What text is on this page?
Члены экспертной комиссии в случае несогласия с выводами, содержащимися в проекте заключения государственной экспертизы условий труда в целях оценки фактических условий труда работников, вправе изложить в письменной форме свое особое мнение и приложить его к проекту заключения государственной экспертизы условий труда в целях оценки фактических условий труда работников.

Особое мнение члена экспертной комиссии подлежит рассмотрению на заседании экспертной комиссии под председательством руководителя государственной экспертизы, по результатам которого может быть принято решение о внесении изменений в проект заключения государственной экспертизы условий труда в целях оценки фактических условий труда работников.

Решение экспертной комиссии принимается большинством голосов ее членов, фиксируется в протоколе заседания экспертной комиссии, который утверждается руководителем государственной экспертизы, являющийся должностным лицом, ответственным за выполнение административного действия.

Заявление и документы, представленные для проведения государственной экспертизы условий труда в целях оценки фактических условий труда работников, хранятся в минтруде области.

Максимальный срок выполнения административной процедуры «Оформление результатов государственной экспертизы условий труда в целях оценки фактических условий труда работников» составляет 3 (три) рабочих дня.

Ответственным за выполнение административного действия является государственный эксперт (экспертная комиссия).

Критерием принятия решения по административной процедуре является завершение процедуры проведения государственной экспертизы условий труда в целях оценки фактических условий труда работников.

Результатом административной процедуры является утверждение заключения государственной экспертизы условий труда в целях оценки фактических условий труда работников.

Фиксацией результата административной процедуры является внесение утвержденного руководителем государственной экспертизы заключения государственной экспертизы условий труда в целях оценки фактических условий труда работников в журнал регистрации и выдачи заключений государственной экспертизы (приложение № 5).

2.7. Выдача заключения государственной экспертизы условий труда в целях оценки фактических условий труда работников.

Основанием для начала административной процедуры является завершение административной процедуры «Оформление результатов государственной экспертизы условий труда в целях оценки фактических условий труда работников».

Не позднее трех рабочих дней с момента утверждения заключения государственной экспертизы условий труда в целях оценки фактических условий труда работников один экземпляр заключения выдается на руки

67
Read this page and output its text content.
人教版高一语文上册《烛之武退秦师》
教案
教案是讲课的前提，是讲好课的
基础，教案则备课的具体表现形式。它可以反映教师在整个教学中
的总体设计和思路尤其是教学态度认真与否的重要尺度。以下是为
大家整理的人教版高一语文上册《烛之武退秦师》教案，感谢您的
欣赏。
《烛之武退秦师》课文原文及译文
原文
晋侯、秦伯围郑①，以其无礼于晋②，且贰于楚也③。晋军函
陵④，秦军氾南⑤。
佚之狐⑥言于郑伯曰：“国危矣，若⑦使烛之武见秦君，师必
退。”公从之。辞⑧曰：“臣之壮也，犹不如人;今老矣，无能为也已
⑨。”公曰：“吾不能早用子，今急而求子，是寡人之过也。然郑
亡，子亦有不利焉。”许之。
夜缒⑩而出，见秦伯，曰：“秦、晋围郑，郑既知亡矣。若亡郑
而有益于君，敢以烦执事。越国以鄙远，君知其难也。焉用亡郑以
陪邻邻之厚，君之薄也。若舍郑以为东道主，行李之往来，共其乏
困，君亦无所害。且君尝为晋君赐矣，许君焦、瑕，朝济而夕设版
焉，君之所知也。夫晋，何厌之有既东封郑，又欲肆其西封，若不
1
══════
** TO DO **
Looking at the data above, show all lines where the word "проведения" occurs.

** ANSWER FOR THIS EXERCISE **
Заявление и документы, представленные для проведения государственной экспертизы условий труда в целях оценки фактических условий труда работников, хранятся в минтруде области.
Критерием принятия решения по административной процедуре является завершение процедуры проведения государственной экспертизы условий труда в целях оценки фактических условий труда работников.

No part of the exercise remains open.